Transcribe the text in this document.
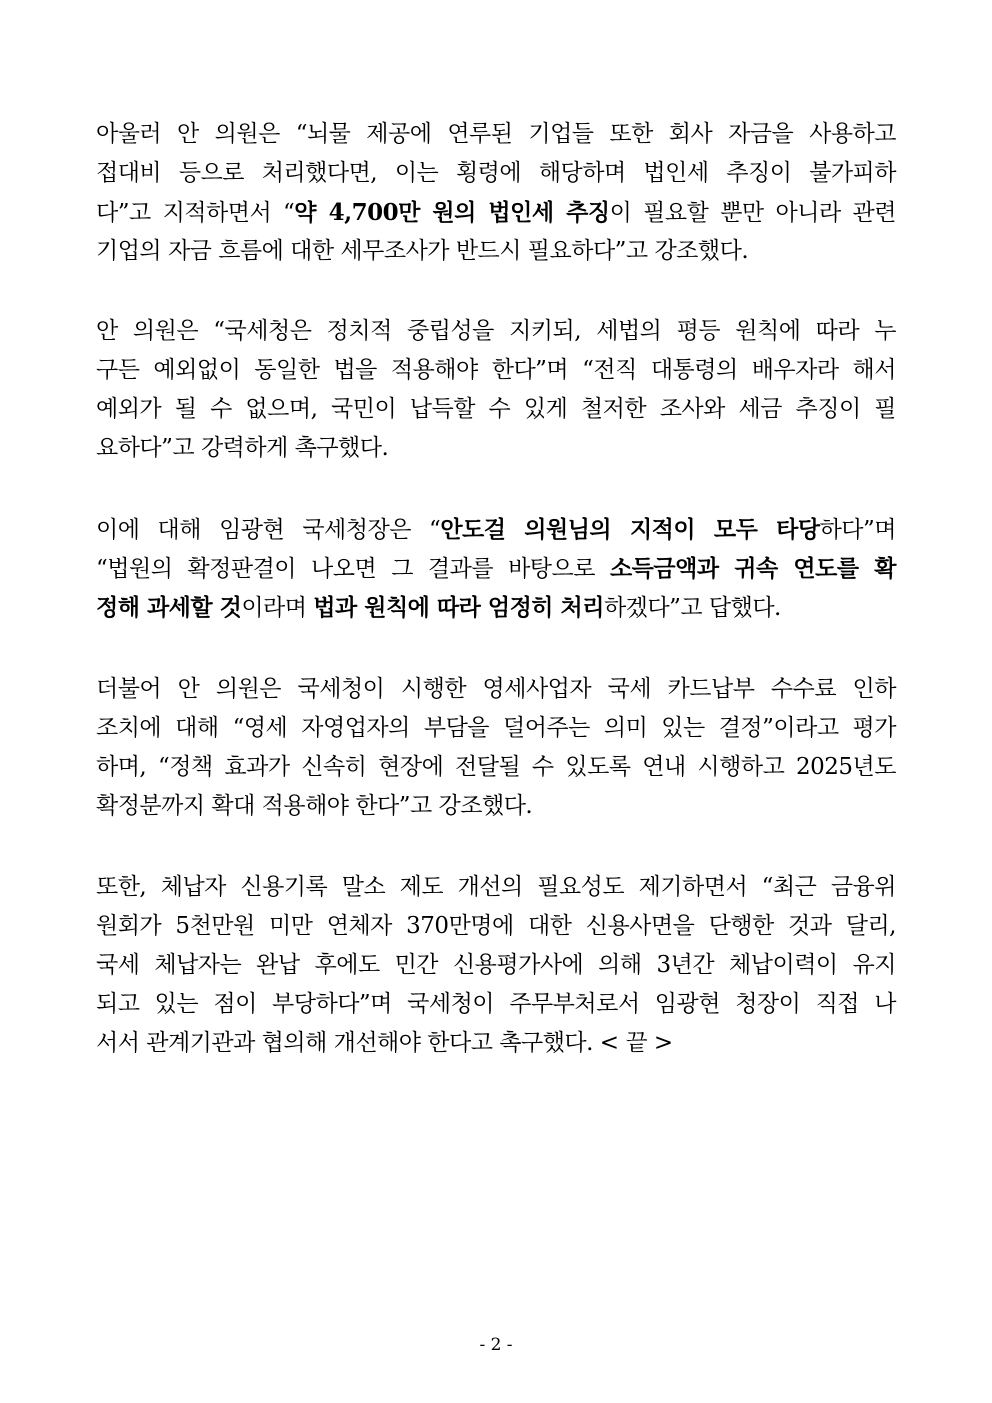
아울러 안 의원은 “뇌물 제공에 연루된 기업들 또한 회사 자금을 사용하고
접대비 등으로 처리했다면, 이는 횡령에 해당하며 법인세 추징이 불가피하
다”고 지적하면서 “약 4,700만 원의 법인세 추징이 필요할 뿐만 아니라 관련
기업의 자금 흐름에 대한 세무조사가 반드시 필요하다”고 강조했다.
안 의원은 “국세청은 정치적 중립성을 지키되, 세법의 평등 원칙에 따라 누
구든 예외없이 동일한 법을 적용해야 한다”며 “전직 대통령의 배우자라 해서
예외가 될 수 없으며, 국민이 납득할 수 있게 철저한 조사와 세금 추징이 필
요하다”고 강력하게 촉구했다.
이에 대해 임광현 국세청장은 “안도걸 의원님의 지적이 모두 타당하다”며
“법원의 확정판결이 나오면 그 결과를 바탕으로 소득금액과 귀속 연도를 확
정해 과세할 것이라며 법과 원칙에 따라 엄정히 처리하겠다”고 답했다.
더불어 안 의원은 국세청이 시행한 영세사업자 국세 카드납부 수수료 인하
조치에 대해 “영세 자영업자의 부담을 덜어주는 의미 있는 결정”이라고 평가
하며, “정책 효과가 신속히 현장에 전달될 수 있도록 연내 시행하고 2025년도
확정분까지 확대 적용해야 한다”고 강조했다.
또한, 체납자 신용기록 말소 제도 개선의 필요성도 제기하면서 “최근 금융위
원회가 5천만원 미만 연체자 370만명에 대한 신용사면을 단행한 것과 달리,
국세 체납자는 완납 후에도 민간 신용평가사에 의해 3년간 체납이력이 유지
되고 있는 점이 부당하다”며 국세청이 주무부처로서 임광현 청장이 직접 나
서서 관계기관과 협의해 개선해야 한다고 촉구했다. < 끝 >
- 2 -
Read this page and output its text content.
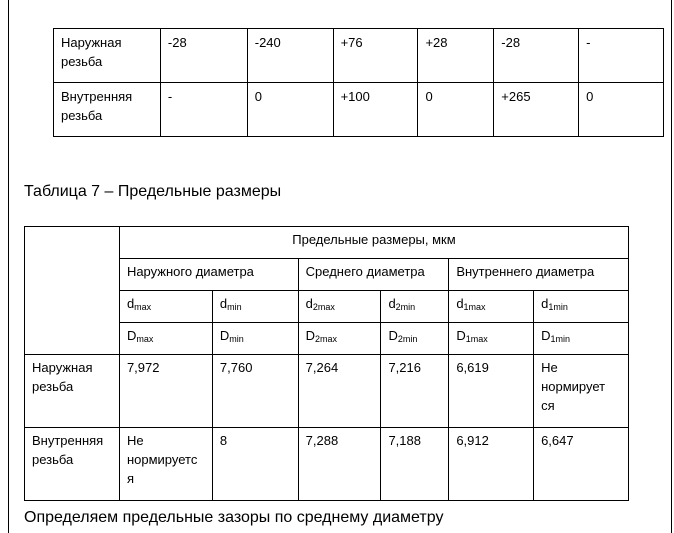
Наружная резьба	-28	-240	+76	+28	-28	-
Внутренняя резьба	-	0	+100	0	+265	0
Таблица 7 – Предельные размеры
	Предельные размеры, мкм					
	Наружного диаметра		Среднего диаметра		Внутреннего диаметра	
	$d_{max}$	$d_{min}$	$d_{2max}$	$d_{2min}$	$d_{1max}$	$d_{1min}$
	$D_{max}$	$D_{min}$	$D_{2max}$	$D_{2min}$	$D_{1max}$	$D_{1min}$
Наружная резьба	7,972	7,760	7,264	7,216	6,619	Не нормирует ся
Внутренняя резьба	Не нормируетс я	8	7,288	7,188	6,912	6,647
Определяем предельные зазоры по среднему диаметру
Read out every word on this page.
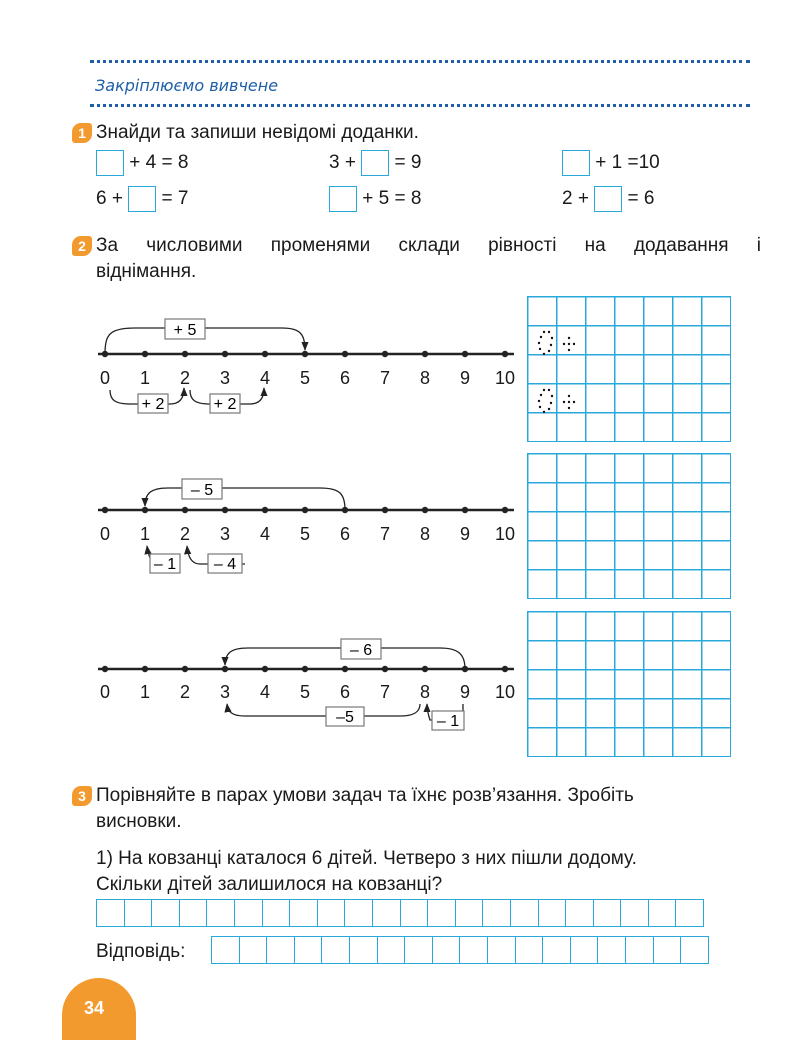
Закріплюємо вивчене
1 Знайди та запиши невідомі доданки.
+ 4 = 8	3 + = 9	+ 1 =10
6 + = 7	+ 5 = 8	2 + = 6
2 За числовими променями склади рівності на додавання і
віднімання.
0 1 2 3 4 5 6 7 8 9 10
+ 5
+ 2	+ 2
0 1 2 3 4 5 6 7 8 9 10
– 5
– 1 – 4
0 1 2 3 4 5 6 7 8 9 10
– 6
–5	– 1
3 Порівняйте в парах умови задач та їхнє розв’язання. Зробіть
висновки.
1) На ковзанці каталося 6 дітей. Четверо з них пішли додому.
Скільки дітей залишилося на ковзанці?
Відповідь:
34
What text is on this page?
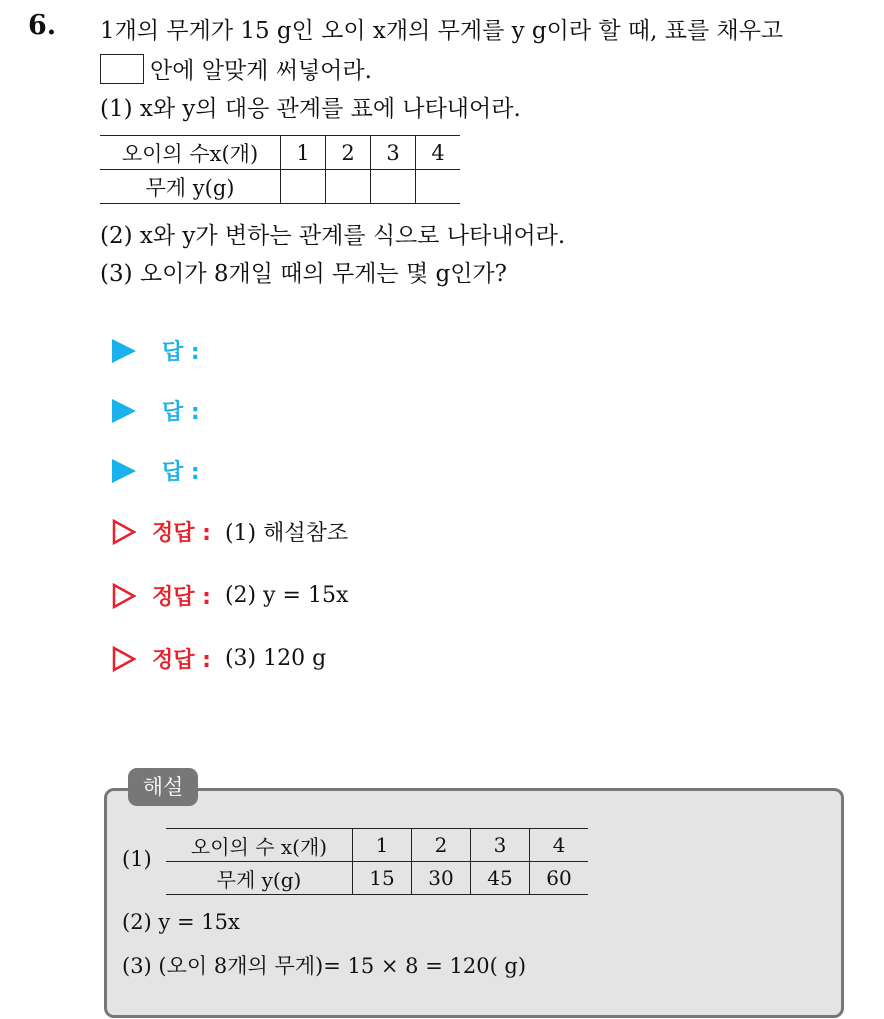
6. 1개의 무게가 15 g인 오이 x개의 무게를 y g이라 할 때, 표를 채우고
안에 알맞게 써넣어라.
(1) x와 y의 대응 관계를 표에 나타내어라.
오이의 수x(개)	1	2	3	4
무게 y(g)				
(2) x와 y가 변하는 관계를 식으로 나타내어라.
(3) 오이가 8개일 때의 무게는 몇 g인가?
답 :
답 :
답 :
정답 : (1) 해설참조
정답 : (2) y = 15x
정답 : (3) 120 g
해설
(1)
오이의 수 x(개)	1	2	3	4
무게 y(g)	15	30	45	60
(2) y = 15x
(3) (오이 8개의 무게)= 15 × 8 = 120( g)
---+---
:: What the task requires ::
Exclude the images and reproduce the remaining data exactly.

:: Worked solution ::
Transcribe the text in this document.
아울러 안 의원은 “뇌물 제공에 연루된 기업들 또한 회사 자금을 사용하고
접대비 등으로 처리했다면, 이는 횡령에 해당하며 법인세 추징이 불가피하
다”고 지적하면서 “약 4,700만 원의 법인세 추징이 필요할 뿐만 아니라 관련
기업의 자금 흐름에 대한 세무조사가 반드시 필요하다”고 강조했다.
안 의원은 “국세청은 정치적 중립성을 지키되, 세법의 평등 원칙에 따라 누
구든 예외없이 동일한 법을 적용해야 한다”며 “전직 대통령의 배우자라 해서
예외가 될 수 없으며, 국민이 납득할 수 있게 철저한 조사와 세금 추징이 필
요하다”고 강력하게 촉구했다.
이에 대해 임광현 국세청장은 “안도걸 의원님의 지적이 모두 타당하다”며
“법원의 확정판결이 나오면 그 결과를 바탕으로 소득금액과 귀속 연도를 확
정해 과세할 것이라며 법과 원칙에 따라 엄정히 처리하겠다”고 답했다.
더불어 안 의원은 국세청이 시행한 영세사업자 국세 카드납부 수수료 인하
조치에 대해 “영세 자영업자의 부담을 덜어주는 의미 있는 결정”이라고 평가
하며, “정책 효과가 신속히 현장에 전달될 수 있도록 연내 시행하고 2025년도
확정분까지 확대 적용해야 한다”고 강조했다.
또한, 체납자 신용기록 말소 제도 개선의 필요성도 제기하면서 “최근 금융위
원회가 5천만원 미만 연체자 370만명에 대한 신용사면을 단행한 것과 달리,
국세 체납자는 완납 후에도 민간 신용평가사에 의해 3년간 체납이력이 유지
되고 있는 점이 부당하다”며 국세청이 주무부처로서 임광현 청장이 직접 나
서서 관계기관과 협의해 개선해야 한다고 촉구했다. < 끝 >
- 2 -
Read this page and output its text content.
Наружная резьба	-28	-240	+76	+28	-28	-
Внутренняя резьба	-	0	+100	0	+265	0
Таблица 7 – Предельные размеры
	Предельные размеры, мкм					
	Наружного диаметра		Среднего диаметра		Внутреннего диаметра	
	$d_{max}$	$d_{min}$	$d_{2max}$	$d_{2min}$	$d_{1max}$	$d_{1min}$
	$D_{max}$	$D_{min}$	$D_{2max}$	$D_{2min}$	$D_{1max}$	$D_{1min}$
Наружная резьба	7,972	7,760	7,264	7,216	6,619	Не нормирует ся
Внутренняя резьба	Не нормируетс я	8	7,288	7,188	6,912	6,647
Определяем предельные зазоры по среднему диаметру
Read out every word on this page.
Закріплюємо вивчене
1 Знайди та запиши невідомі доданки.
+ 4 = 8	3 + = 9	+ 1 =10
6 + = 7	+ 5 = 8	2 + = 6
2 За числовими променями склади рівності на додавання і
віднімання.
0 1 2 3 4 5 6 7 8 9 10
+ 5
+ 2	+ 2
0 1 2 3 4 5 6 7 8 9 10
– 5
– 1 – 4
0 1 2 3 4 5 6 7 8 9 10
– 6
–5	– 1
3 Порівняйте в парах умови задач та їхнє розв’язання. Зробіть
висновки.
1) На ковзанці каталося 6 дітей. Четверо з них пішли додому.
Скільки дітей залишилося на ковзанці?
Відповідь:
34
What text is on this page?
6. 1개의 무게가 15 g인 오이 x개의 무게를 y g이라 할 때, 표를 채우고
안에 알맞게 써넣어라.
(1) x와 y의 대응 관계를 표에 나타내어라.
오이의 수x(개)	1	2	3	4
무게 y(g)				
(2) x와 y가 변하는 관계를 식으로 나타내어라.
(3) 오이가 8개일 때의 무게는 몇 g인가?
답 :
답 :
답 :
정답 : (1) 해설참조
정답 : (2) y = 15x
정답 : (3) 120 g
해설
(1)
오이의 수 x(개)	1	2	3	4
무게 y(g)	15	30	45	60
(2) y = 15x
(3) (오이 8개의 무게)= 15 × 8 = 120( g)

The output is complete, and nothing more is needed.